(Source records)

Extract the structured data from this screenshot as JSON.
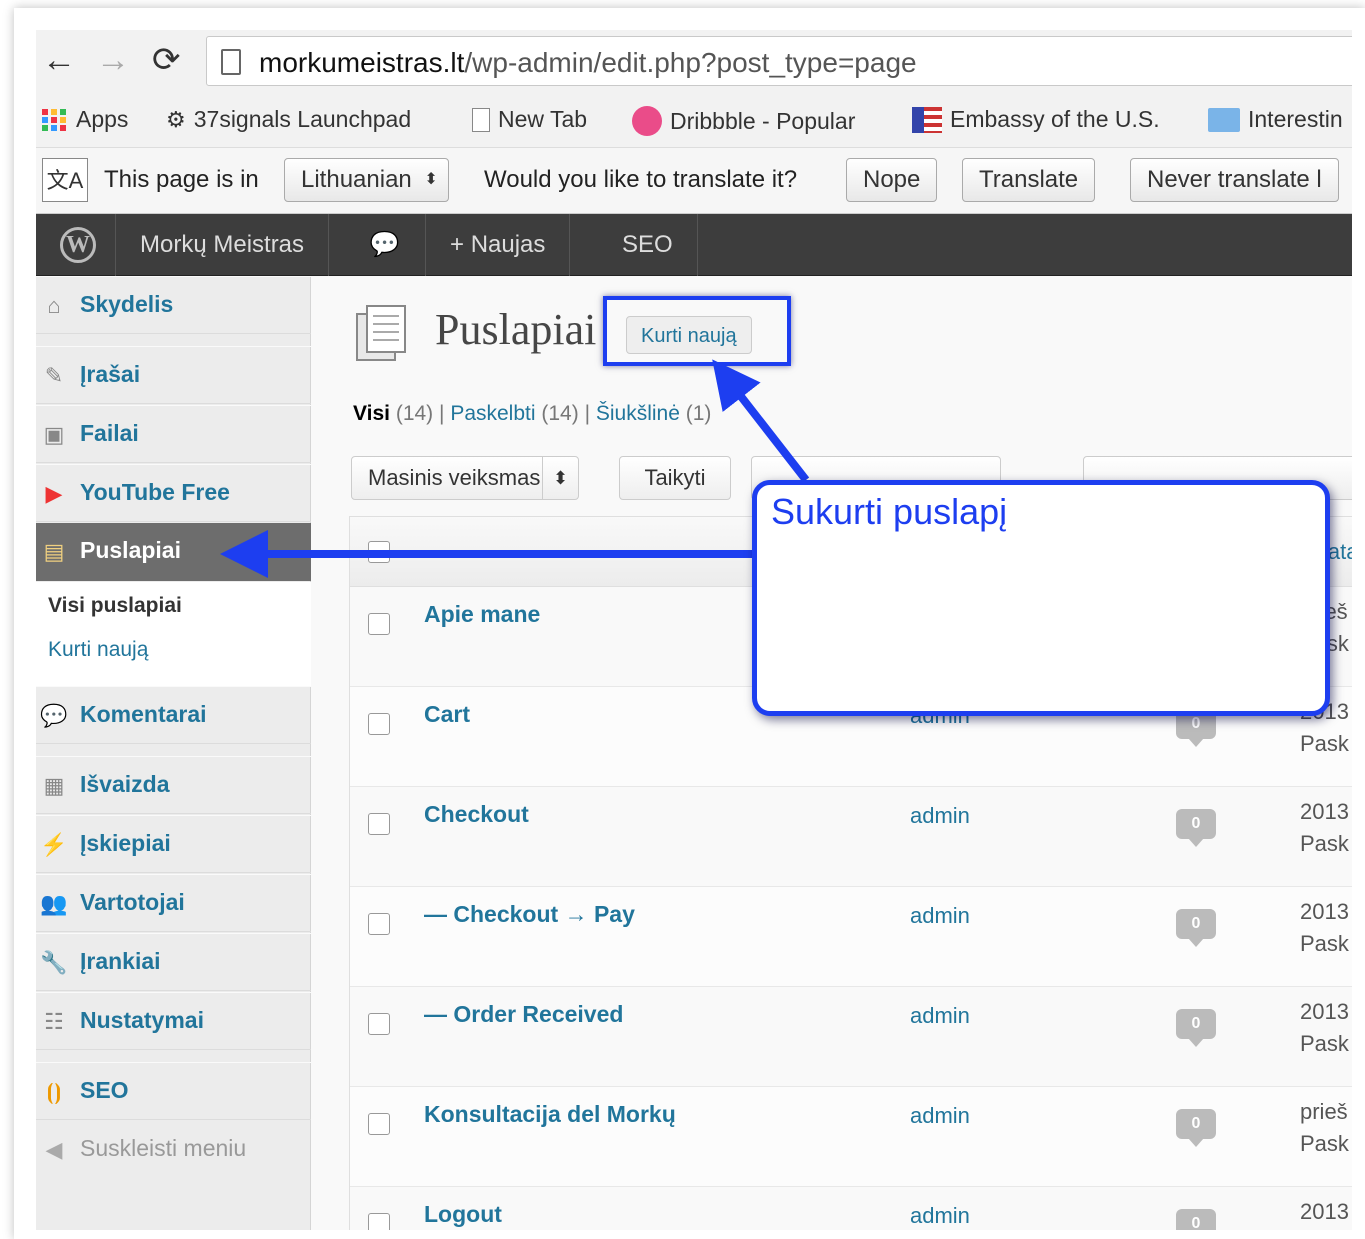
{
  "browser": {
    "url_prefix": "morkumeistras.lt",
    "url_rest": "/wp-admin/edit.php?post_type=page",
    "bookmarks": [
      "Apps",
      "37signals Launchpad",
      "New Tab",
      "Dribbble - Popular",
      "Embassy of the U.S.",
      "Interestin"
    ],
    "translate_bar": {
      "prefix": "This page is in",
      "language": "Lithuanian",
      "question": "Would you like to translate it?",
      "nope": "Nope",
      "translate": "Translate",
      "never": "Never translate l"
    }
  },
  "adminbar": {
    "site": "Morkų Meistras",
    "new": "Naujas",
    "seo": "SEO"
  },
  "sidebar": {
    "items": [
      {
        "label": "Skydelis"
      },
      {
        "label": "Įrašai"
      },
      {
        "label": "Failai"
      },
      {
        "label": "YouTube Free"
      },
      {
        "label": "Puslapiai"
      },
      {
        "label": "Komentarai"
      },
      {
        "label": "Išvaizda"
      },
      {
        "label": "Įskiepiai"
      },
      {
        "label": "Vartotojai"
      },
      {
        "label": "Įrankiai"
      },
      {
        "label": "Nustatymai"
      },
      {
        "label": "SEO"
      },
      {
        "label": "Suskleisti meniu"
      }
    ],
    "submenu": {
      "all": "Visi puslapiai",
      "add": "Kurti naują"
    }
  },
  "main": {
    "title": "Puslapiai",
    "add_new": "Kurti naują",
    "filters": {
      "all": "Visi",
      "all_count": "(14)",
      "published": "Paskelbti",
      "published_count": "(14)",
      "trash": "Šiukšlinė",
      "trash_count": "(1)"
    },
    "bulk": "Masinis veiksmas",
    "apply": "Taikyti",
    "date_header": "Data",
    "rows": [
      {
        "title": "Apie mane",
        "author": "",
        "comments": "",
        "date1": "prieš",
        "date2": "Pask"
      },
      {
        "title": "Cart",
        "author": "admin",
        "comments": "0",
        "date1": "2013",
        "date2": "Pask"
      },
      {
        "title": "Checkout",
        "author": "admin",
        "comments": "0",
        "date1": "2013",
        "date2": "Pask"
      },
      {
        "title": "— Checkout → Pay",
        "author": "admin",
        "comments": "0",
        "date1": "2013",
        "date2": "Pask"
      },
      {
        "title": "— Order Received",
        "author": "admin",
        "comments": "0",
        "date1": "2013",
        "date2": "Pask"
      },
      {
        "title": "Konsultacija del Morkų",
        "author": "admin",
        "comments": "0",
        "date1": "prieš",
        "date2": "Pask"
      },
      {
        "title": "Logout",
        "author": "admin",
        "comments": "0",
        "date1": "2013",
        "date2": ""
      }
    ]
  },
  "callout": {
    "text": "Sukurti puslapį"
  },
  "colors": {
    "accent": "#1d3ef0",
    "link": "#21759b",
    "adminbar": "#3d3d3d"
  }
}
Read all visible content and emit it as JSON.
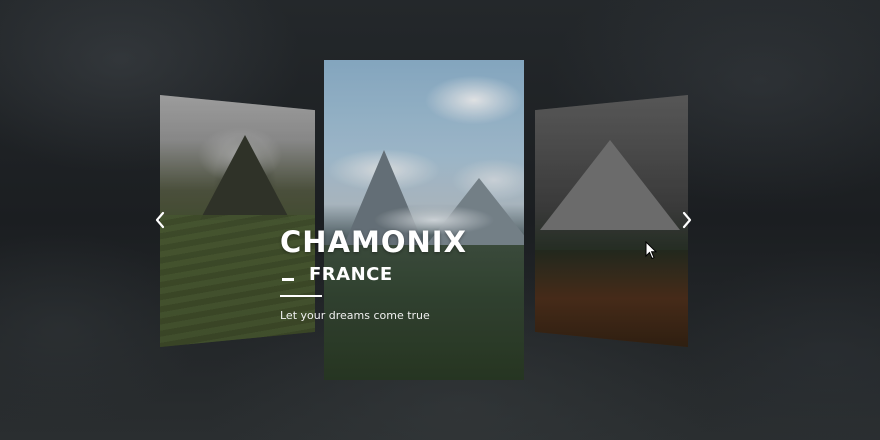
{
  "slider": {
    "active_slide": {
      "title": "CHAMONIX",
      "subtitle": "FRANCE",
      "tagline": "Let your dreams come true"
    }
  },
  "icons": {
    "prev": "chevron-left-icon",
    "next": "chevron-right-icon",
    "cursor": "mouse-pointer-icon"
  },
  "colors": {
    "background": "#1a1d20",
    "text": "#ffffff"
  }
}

## BRIEF
Retype verbatim only the lines beginning with the line that contains "Read all visible content and emit it as JSON." and ending with the last line of the listing above; pictures are to be excluded.

## RESULT OF THE TASK
Read all visible content and emit it as JSON.
{
  "slider": {
    "active_slide": {
      "title": "CHAMONIX",
      "subtitle": "FRANCE",
      "tagline": "Let your dreams come true"
    }
  },
  "icons": {
    "prev": "chevron-left-icon",
    "next": "chevron-right-icon",
    "cursor": "mouse-pointer-icon"
  },
  "colors": {
    "background": "#1a1d20",
    "text": "#ffffff"
  }
}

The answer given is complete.